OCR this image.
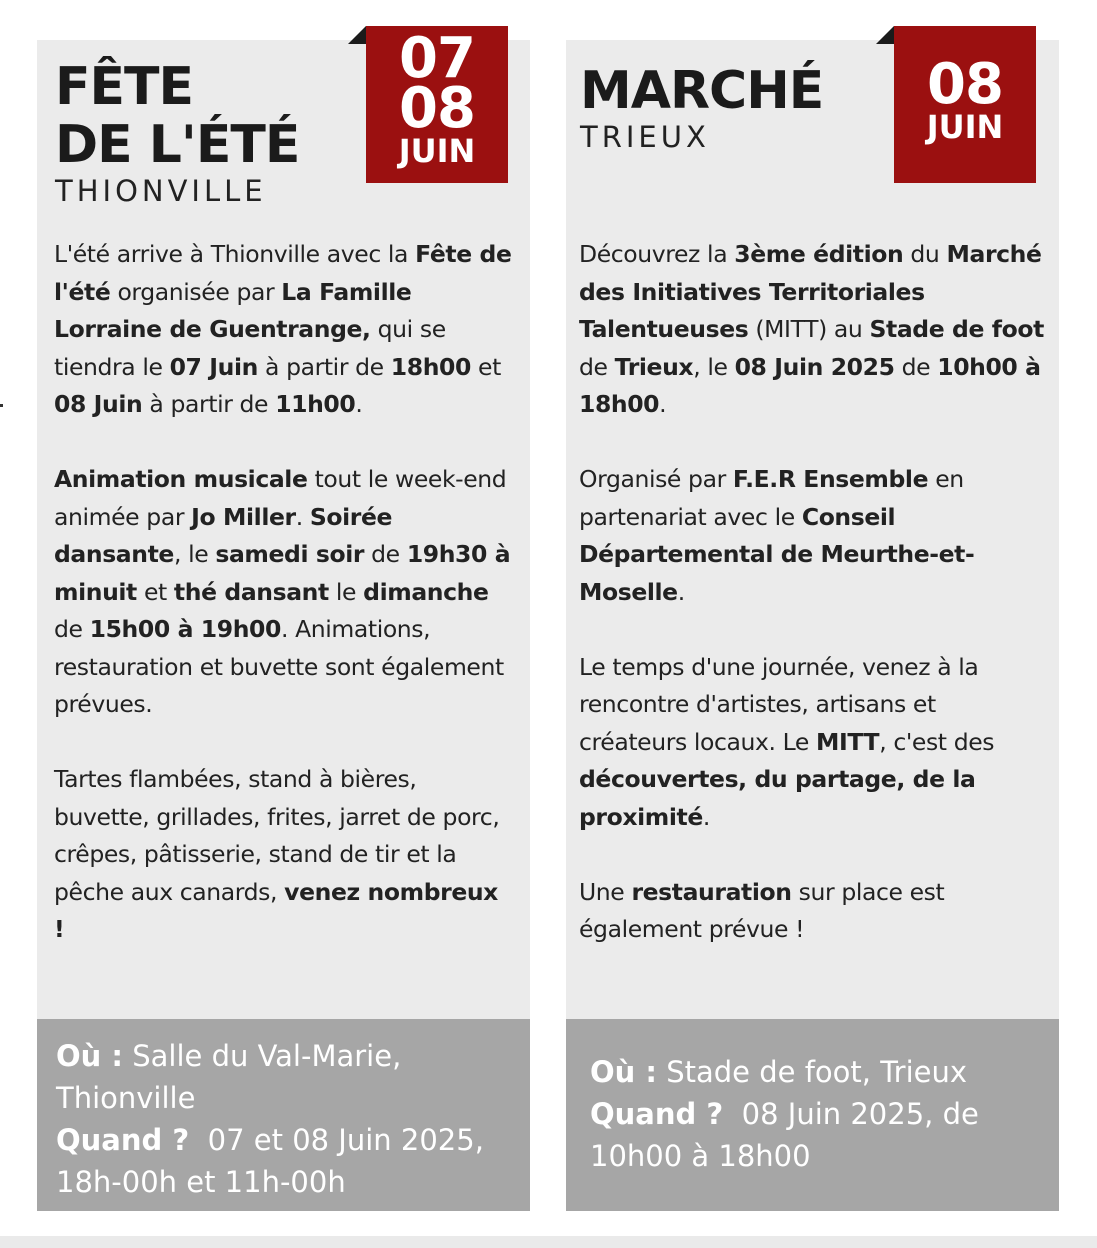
FÊTE
DE L'ÉTÉ
THIONVILLE
07
08
JUIN

L'été arrive à Thionville avec la Fête de l'été organisée par La Famille Lorraine de Guentrange, qui se tiendra le 07 Juin à partir de 18h00 et 08 Juin à partir de 11h00.

Animation musicale tout le week-end animée par Jo Miller. Soirée dansante, le samedi soir de 19h30 à minuit et thé dansant le dimanche de 15h00 à 19h00. Animations, restauration et buvette sont également prévues.

Tartes flambées, stand à bières, buvette, grillades, frites, jarret de porc, crêpes, pâtisserie, stand de tir et la pêche aux canards, venez nombreux !

Où : Salle du Val-Marie, Thionville

Quand ? 07 et 08 Juin 2025, 18h-00h et 11h-00h

MARCHÉ
TRIEUX
08
JUIN

Découvrez la 3ème édition du Marché des Initiatives Territoriales Talentueuses (MITT) au Stade de foot de Trieux, le 08 Juin 2025 de 10h00 à 18h00.

Organisé par F.E.R Ensemble en partenariat avec le Conseil Départemental de Meurthe-et-Moselle.

Le temps d'une journée, venez à la rencontre d'artistes, artisans et créateurs locaux. Le MITT, c'est des découvertes, du partage, de la proximité.

Une restauration sur place est également prévue !

Où : Stade de foot, Trieux

Quand ? 08 Juin 2025, de 10h00 à 18h00
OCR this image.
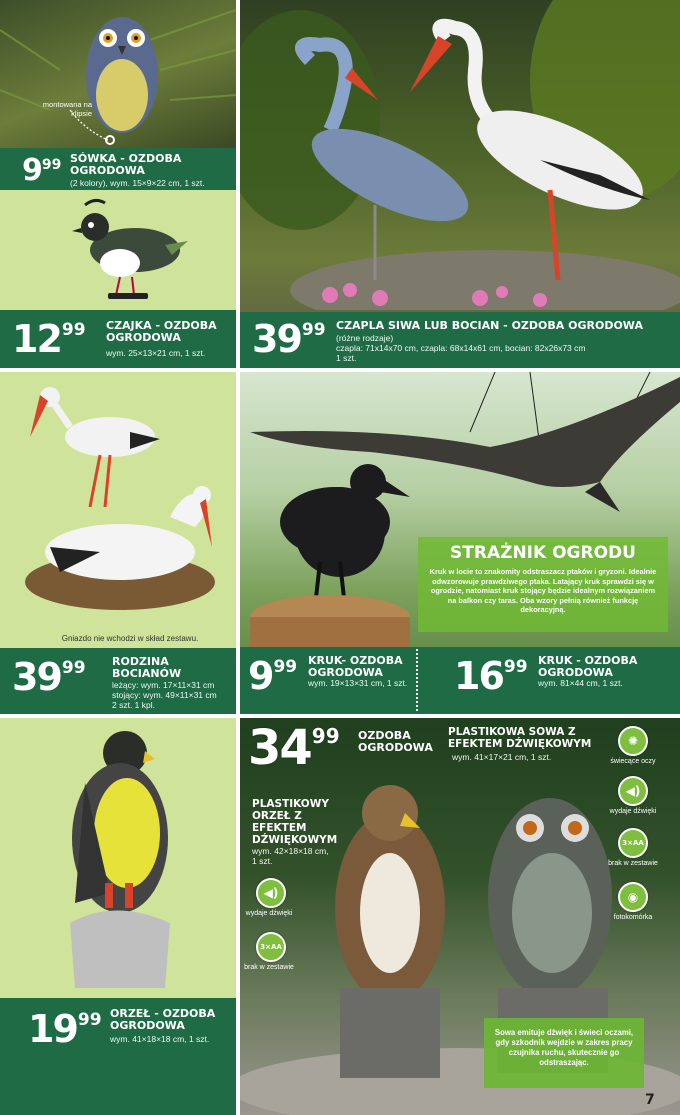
montowana na klipsie
999 SÓWKA - OZDOBA OGRODOWA
(2 kolory), wym. 15×9×22 cm, 1 szt.
1299 CZAJKA - OZDOBA OGRODOWA
wym. 25×13×21 cm, 1 szt.	3999 CZAPLA SIWA LUB BOCIAN - OZDOBA OGRODOWA
(różne rodzaje)
czapla: 71x14x70 cm, czapla: 68x14x61 cm, bocian: 82x26x73 cm
1 szt.
Gniazdo nie wchodzi w skład zestawu.
3999 RODZINA BOCIANÓW
leżący: wym. 17×11×31 cm
stojący: wym. 49×11×31 cm
2 szt. 1 kpl.
STRAŻNIK OGRODU
Kruk w locie to znakomity odstraszacz ptaków i gryzoni. Idealnie odwzorowuje prawdziwego ptaka. Latający kruk sprawdzi się w ogrodzie, natomiast kruk stojący będzie idealnym rozwiązaniem na balkon czy taras. Oba wzory pełnią również funkcję dekoracyjną.
999 KRUK- OZDOBA OGRODOWA
wym. 19×13×31 cm, 1 szt. 1699 KRUK - OZDOBA OGRODOWA
wym. 81×44 cm, 1 szt.
1999 ORZEŁ - OZDOBA OGRODOWA
wym. 41×18×18 cm, 1 szt.
3499 OZDOBA OGRODOWA
PLASTIKOWA SOWA Z EFEKTEM DŹWIĘKOWYM
wym. 41×17×21 cm, 1 szt.
PLASTIKOWY ORZEŁ Z EFEKTEM DŹWIĘKOWYM
wym. 42×18×18 cm,
1 szt.
◀)
wydaje dźwięki
3×AA
brak w zestawie
✺
świecące oczy
◀)
wydaje dźwięki
3×AA
brak w zestawie
◉
fotokomórka
Sowa emituje dźwięk i świeci oczami, gdy szkodnik wejdzie w zakres pracy czujnika ruchu, skutecznie go odstraszając.
7
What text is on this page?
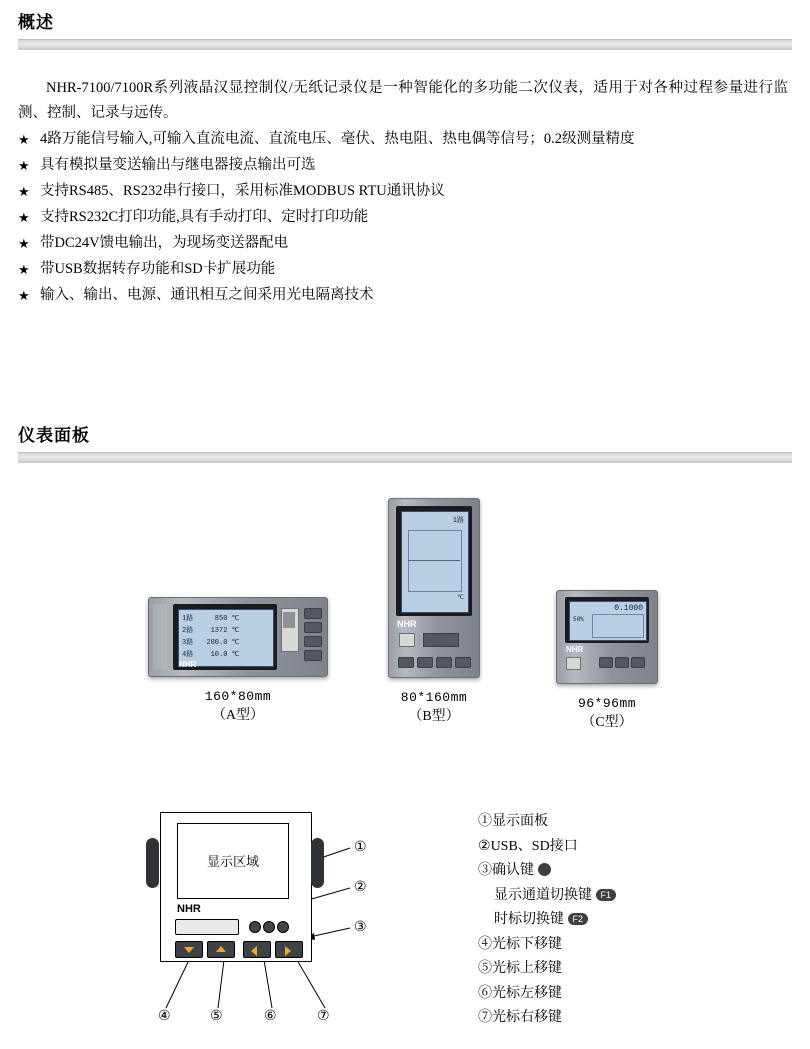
概述
NHR-7100/7100R系列液晶汉显控制仪/无纸记录仪是一种智能化的多功能二次仪表，适用于对各种过程参量进行监测、控制、记录与远传。
★ 4路万能信号输入,可输入直流电流、直流电压、毫伏、热电阻、热电偶等信号；0.2级测量精度
★ 具有模拟量变送输出与继电器接点输出可选
★ 支持RS485、RS232串行接口，采用标准MODBUS RTU通讯协议
★ 支持RS232C打印功能,具有手动打印、定时打印功能
★ 带DC24V馈电输出，为现场变送器配电
★ 带USB数据转存功能和SD卡扩展功能
★ 输入、输出、电源、通讯相互之间采用光电隔离技术
仪表面板
1路	850 ℃
2路 1372 ℃
3路 200.0 ℃
4路 10.0 ℃
NHR
160*80mm
（A型）
1路
℃
NHR
80*160mm
（B型）
0.1000
50%
NHR
96*96mm
（C型）
显示区域
NHR
①
②
③
④	⑤	⑥	⑦
①显示面板
②USB、SD接口
③确认键
显示通道切换键 F1
时标切换键 F2
④光标下移键
⑤光标上移键
⑥光标左移键
⑦光标右移键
────────────────────────────────────────
EXERCISE TASK:
Reproduce every entry word for word, but skip any pictures.

THE REPLY:
OCR this image.
FÊTE
DE L'ÉTÉ
THIONVILLE
07
08
JUIN

L'été arrive à Thionville avec la Fête de l'été organisée par La Famille Lorraine de Guentrange, qui se tiendra le 07 Juin à partir de 18h00 et 08 Juin à partir de 11h00.

Animation musicale tout le week-end animée par Jo Miller. Soirée dansante, le samedi soir de 19h30 à minuit et thé dansant le dimanche de 15h00 à 19h00. Animations, restauration et buvette sont également prévues.

Tartes flambées, stand à bières, buvette, grillades, frites, jarret de porc, crêpes, pâtisserie, stand de tir et la pêche aux canards, venez nombreux !

Où : Salle du Val-Marie, Thionville

Quand ? 07 et 08 Juin 2025, 18h-00h et 11h-00h

MARCHÉ
TRIEUX
08
JUIN

Découvrez la 3ème édition du Marché des Initiatives Territoriales Talentueuses (MITT) au Stade de foot de Trieux, le 08 Juin 2025 de 10h00 à 18h00.

Organisé par F.E.R Ensemble en partenariat avec le Conseil Départemental de Meurthe-et-Moselle.

Le temps d'une journée, venez à la rencontre d'artistes, artisans et créateurs locaux. Le MITT, c'est des découvertes, du partage, de la proximité.

Une restauration sur place est également prévue !

Où : Stade de foot, Trieux

Quand ? 08 Juin 2025, de 10h00 à 18h00
OCR this image.
montowana na klipsie
999 SÓWKA - OZDOBA OGRODOWA
(2 kolory), wym. 15×9×22 cm, 1 szt.
1299 CZAJKA - OZDOBA OGRODOWA
wym. 25×13×21 cm, 1 szt.	3999 CZAPLA SIWA LUB BOCIAN - OZDOBA OGRODOWA
(różne rodzaje)
czapla: 71x14x70 cm, czapla: 68x14x61 cm, bocian: 82x26x73 cm
1 szt.
Gniazdo nie wchodzi w skład zestawu.
3999 RODZINA BOCIANÓW
leżący: wym. 17×11×31 cm
stojący: wym. 49×11×31 cm
2 szt. 1 kpl.
STRAŻNIK OGRODU
Kruk w locie to znakomity odstraszacz ptaków i gryzoni. Idealnie odwzorowuje prawdziwego ptaka. Latający kruk sprawdzi się w ogrodzie, natomiast kruk stojący będzie idealnym rozwiązaniem na balkon czy taras. Oba wzory pełnią również funkcję dekoracyjną.
999 KRUK- OZDOBA OGRODOWA
wym. 19×13×31 cm, 1 szt. 1699 KRUK - OZDOBA OGRODOWA
wym. 81×44 cm, 1 szt.
1999 ORZEŁ - OZDOBA OGRODOWA
wym. 41×18×18 cm, 1 szt.
3499 OZDOBA OGRODOWA
PLASTIKOWA SOWA Z EFEKTEM DŹWIĘKOWYM
wym. 41×17×21 cm, 1 szt.
PLASTIKOWY ORZEŁ Z EFEKTEM DŹWIĘKOWYM
wym. 42×18×18 cm,
1 szt.
◀)
wydaje dźwięki
3×AA
brak w zestawie
✺
świecące oczy
◀)
wydaje dźwięki
3×AA
brak w zestawie
◉
fotokomórka
Sowa emituje dźwięk i świeci oczami, gdy szkodnik wejdzie w zakres pracy czujnika ruchu, skutecznie go odstraszając.
7
What text is on this page?
概述
NHR-7100/7100R系列液晶汉显控制仪/无纸记录仪是一种智能化的多功能二次仪表，适用于对各种过程参量进行监测、控制、记录与远传。
★ 4路万能信号输入,可输入直流电流、直流电压、毫伏、热电阻、热电偶等信号；0.2级测量精度
★ 具有模拟量变送输出与继电器接点输出可选
★ 支持RS485、RS232串行接口，采用标准MODBUS RTU通讯协议
★ 支持RS232C打印功能,具有手动打印、定时打印功能
★ 带DC24V馈电输出，为现场变送器配电
★ 带USB数据转存功能和SD卡扩展功能
★ 输入、输出、电源、通讯相互之间采用光电隔离技术
仪表面板
1路	850 ℃
2路 1372 ℃
3路 200.0 ℃
4路 10.0 ℃
NHR
160*80mm
（A型）
1路
℃
NHR
80*160mm
（B型）
0.1000
50%
NHR
96*96mm
（C型）
显示区域
NHR
①
②
③
④	⑤	⑥	⑦
①显示面板
②USB、SD接口
③确认键
显示通道切换键 F1
时标切换键 F2
④光标下移键
⑤光标上移键
⑥光标左移键
⑦光标右移键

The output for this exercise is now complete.